_REQUIRED WORK:_
Pick out each line in these entries that contains the string "Sant".

_RECORDS PROVIDED:_
start
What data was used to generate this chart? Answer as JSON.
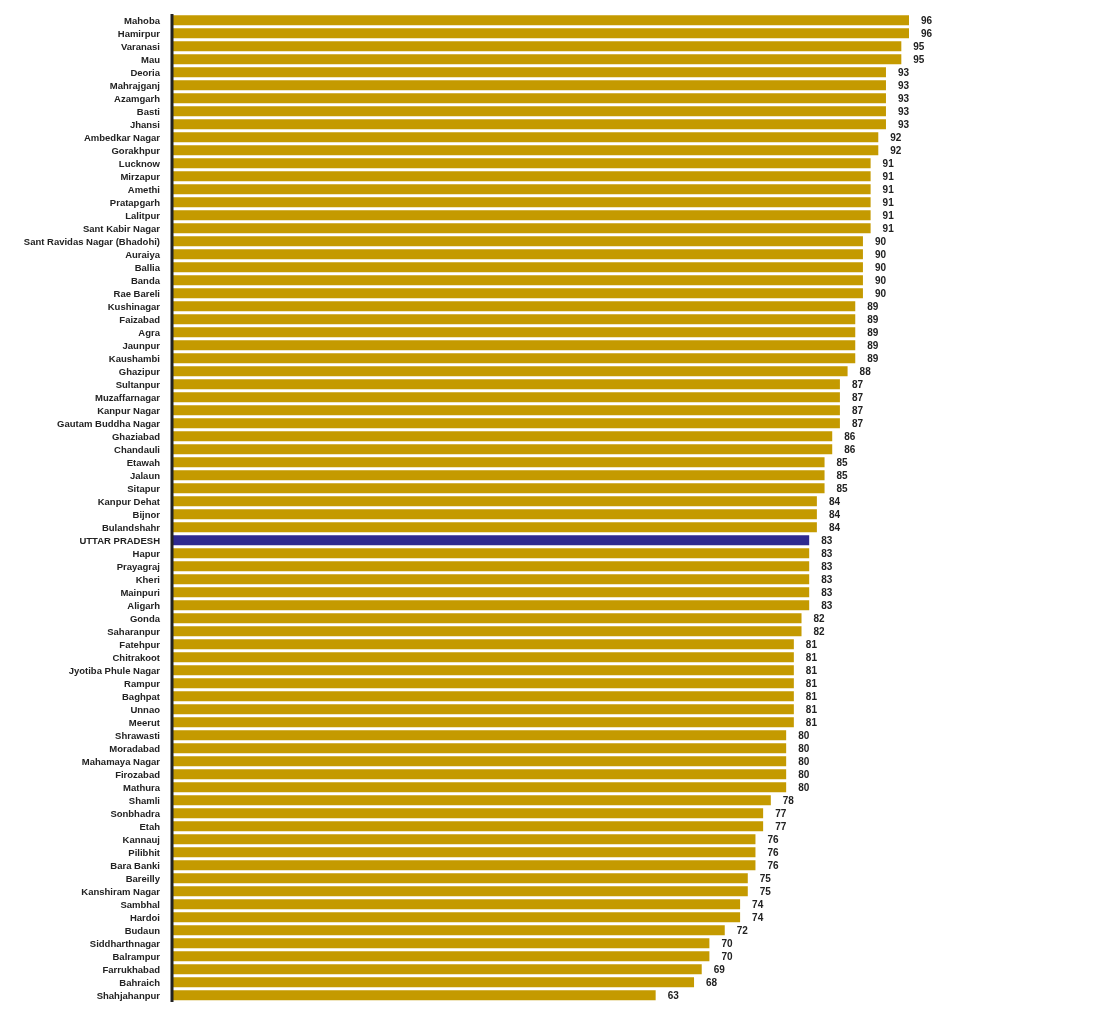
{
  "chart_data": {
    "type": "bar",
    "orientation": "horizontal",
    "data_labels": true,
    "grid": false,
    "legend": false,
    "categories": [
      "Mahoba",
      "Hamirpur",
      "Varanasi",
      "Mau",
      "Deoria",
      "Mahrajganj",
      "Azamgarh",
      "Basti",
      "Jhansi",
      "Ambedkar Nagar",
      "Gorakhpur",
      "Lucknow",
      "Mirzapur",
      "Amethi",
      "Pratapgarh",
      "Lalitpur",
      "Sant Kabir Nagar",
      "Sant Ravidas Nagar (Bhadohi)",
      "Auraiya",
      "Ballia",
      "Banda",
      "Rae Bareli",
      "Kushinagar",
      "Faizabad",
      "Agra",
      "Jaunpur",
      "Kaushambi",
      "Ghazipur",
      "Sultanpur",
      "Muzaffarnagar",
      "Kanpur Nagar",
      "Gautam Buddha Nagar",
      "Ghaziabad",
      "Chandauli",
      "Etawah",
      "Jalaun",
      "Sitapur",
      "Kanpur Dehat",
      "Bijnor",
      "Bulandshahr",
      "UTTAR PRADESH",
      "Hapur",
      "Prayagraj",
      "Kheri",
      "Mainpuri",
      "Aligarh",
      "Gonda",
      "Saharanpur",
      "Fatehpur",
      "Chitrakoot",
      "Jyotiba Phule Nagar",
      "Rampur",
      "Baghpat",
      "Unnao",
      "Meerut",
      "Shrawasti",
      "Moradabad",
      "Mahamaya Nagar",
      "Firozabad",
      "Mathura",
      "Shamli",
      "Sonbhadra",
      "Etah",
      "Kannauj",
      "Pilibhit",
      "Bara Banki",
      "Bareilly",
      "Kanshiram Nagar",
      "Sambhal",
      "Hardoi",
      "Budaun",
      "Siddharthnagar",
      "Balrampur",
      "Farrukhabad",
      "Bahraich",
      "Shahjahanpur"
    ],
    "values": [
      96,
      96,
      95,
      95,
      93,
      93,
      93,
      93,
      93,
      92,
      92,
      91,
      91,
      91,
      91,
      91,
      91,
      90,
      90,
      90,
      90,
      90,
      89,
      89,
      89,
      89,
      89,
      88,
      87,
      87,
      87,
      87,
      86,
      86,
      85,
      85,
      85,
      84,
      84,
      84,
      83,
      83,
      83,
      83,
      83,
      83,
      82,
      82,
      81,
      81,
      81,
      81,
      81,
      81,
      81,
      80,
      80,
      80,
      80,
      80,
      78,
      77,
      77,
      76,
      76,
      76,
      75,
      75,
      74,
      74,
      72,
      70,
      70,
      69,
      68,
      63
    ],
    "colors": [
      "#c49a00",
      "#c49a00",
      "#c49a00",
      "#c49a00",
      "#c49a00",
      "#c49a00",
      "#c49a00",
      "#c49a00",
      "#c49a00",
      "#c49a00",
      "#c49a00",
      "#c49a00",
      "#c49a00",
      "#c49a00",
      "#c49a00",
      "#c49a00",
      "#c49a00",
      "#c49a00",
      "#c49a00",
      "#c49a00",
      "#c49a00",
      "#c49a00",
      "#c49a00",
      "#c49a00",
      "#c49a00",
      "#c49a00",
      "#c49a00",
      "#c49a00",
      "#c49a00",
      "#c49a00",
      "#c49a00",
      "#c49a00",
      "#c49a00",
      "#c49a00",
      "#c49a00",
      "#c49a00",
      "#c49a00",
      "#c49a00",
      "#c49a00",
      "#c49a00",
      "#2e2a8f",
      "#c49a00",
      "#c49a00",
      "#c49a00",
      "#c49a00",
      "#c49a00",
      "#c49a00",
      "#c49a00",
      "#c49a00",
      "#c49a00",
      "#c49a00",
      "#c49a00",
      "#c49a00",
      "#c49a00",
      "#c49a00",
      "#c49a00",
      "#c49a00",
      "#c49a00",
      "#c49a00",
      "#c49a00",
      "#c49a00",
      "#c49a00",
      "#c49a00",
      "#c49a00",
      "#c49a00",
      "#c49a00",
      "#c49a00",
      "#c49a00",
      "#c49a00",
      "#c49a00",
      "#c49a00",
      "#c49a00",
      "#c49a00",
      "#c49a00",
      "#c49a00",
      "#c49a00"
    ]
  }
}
end
start
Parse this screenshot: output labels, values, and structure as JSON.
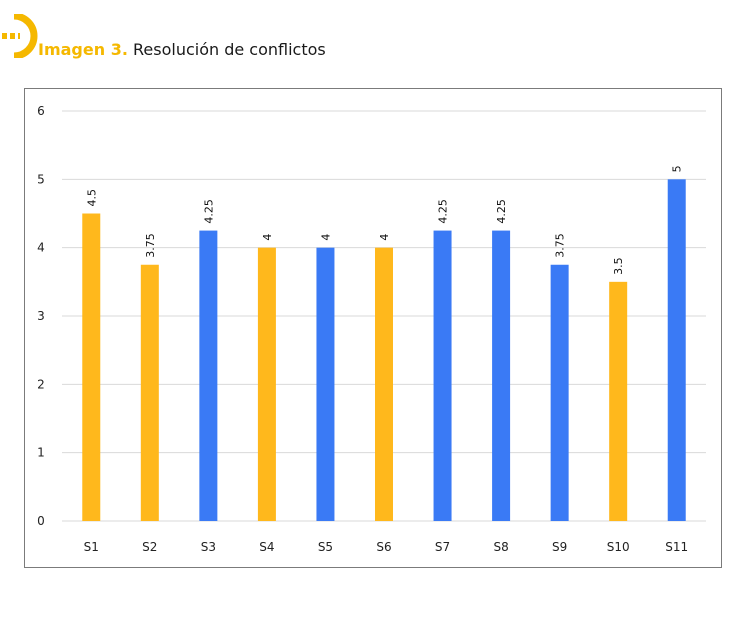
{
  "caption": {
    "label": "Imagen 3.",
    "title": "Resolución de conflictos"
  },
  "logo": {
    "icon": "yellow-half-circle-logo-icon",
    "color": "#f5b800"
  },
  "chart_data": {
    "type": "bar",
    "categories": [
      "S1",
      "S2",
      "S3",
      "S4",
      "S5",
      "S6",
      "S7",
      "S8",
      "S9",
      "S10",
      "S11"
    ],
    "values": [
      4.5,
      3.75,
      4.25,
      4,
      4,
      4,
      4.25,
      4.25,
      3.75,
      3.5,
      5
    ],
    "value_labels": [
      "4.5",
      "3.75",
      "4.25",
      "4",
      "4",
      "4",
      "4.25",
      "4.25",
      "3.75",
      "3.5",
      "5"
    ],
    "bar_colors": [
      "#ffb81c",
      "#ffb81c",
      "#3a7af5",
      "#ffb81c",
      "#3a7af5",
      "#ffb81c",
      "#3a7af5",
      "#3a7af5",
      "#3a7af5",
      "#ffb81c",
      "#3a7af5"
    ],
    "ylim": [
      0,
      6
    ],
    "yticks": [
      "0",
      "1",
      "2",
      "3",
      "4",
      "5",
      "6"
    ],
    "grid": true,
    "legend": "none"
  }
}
end
start
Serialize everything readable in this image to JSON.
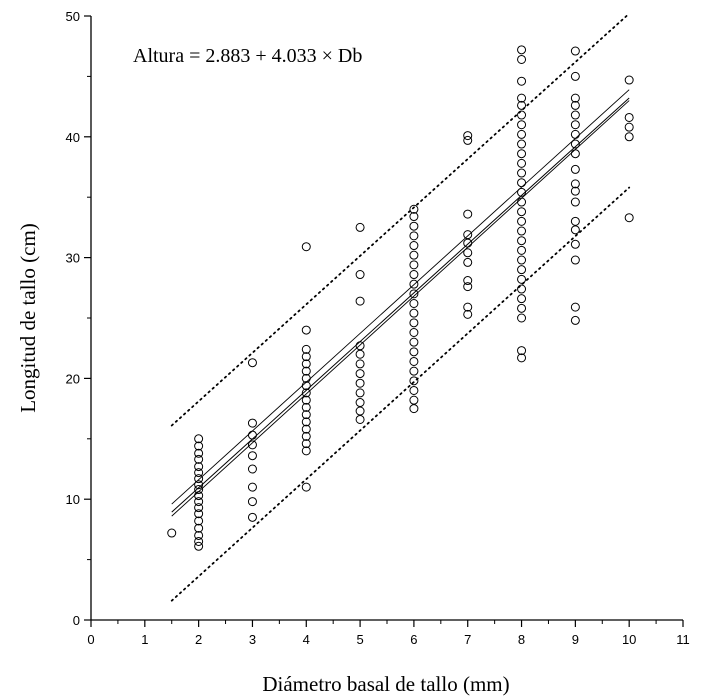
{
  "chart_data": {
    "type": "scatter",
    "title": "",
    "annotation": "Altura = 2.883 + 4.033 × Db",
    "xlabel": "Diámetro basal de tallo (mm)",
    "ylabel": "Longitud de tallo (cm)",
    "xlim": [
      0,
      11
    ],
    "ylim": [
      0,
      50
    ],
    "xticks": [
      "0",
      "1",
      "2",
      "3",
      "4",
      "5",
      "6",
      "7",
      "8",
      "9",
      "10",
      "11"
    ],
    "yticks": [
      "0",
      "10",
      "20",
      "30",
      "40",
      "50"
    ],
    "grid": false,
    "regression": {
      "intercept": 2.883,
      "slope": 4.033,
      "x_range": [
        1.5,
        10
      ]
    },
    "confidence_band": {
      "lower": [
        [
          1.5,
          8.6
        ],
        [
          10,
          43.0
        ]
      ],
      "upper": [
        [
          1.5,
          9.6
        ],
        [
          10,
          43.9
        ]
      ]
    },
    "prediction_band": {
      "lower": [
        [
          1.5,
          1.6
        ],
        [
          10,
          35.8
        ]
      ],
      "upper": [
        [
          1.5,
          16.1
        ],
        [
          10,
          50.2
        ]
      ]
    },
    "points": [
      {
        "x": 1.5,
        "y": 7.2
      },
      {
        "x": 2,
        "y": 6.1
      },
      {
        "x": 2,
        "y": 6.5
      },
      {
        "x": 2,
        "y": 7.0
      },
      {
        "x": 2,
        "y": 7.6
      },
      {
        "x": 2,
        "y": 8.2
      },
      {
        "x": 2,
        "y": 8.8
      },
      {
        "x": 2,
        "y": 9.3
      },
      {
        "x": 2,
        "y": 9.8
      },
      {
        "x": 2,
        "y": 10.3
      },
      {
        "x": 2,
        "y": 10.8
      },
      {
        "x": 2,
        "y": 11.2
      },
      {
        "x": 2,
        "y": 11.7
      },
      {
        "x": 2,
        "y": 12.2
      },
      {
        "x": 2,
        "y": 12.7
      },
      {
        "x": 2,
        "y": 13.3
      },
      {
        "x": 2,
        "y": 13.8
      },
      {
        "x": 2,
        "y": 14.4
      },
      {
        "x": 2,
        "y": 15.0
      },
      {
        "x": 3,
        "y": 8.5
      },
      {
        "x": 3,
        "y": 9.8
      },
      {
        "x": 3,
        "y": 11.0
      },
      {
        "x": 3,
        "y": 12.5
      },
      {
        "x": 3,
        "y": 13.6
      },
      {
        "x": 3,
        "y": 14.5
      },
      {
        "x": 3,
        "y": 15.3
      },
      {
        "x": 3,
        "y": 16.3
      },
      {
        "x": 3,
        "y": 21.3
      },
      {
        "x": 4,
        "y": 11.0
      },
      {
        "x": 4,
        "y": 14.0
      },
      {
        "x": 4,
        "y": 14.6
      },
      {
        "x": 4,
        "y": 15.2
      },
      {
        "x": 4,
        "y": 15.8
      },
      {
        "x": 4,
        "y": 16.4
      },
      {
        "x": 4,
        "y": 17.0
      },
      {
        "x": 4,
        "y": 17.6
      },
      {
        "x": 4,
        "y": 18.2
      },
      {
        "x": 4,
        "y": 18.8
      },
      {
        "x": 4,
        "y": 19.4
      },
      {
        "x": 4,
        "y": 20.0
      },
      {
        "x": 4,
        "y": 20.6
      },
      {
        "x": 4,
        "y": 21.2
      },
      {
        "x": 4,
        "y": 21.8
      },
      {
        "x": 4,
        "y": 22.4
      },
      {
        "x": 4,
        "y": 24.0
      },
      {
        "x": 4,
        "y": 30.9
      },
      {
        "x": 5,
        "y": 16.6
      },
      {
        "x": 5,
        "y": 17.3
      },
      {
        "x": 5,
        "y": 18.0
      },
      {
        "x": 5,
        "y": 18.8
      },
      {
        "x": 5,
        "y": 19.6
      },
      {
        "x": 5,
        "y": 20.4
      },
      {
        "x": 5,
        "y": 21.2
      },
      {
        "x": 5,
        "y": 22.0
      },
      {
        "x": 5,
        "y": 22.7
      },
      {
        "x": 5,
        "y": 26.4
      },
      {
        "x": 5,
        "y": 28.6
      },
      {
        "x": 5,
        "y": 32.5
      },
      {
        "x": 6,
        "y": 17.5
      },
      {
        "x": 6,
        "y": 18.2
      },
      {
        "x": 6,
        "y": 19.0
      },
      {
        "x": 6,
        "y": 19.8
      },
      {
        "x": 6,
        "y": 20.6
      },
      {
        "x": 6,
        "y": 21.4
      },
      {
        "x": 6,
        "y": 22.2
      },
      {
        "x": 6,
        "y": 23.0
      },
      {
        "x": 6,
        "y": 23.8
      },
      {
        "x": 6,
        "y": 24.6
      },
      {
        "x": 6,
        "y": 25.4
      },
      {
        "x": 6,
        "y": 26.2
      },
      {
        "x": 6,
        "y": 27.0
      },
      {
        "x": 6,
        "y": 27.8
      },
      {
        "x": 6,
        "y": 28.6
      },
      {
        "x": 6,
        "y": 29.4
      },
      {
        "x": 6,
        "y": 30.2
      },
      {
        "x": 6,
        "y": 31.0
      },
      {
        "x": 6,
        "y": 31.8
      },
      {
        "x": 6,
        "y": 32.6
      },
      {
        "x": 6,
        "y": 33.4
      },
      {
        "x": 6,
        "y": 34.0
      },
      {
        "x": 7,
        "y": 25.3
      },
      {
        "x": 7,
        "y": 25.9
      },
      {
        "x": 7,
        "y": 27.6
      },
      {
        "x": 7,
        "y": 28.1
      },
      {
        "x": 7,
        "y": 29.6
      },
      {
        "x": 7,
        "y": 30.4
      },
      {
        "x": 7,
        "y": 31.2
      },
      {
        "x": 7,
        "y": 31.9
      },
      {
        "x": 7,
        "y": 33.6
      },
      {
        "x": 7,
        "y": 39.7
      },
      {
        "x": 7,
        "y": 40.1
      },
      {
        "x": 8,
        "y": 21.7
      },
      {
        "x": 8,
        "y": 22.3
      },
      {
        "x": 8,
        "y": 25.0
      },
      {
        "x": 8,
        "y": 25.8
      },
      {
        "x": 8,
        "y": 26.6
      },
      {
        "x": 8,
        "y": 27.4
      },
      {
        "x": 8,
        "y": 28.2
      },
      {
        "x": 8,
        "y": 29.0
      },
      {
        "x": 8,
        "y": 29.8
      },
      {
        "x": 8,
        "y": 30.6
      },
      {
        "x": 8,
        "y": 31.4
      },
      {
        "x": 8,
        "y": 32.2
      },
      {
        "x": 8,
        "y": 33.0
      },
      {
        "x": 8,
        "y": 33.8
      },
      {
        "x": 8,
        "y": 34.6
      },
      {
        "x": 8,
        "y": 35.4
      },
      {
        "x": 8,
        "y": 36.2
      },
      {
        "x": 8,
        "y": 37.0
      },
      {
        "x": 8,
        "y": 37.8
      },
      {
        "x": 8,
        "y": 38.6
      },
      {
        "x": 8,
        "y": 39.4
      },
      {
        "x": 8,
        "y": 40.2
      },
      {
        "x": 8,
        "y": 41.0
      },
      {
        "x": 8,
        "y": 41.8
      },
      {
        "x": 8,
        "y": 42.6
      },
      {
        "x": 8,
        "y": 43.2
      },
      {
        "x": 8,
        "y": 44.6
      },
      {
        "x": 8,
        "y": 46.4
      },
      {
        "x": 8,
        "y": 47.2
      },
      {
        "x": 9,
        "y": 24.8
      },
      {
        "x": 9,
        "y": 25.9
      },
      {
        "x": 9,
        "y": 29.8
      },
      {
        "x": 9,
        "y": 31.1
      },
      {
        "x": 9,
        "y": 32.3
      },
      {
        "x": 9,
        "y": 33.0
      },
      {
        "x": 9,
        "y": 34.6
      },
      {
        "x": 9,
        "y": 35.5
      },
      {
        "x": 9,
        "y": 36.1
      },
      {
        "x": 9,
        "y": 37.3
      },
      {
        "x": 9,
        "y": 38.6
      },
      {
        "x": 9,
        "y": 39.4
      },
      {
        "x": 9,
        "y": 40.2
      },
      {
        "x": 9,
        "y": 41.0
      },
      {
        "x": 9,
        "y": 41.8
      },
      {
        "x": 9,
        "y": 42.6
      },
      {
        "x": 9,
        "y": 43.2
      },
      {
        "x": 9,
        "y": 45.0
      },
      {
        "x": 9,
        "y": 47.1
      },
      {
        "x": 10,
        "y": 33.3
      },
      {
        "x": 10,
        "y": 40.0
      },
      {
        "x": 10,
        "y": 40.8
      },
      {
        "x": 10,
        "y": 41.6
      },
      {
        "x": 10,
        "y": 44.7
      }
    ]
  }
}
end
_OUTPUT OF THE EXERCISE:_
      "Sant Kabir Nagar",
      "Sant Ravidas Nagar (Bhadohi)",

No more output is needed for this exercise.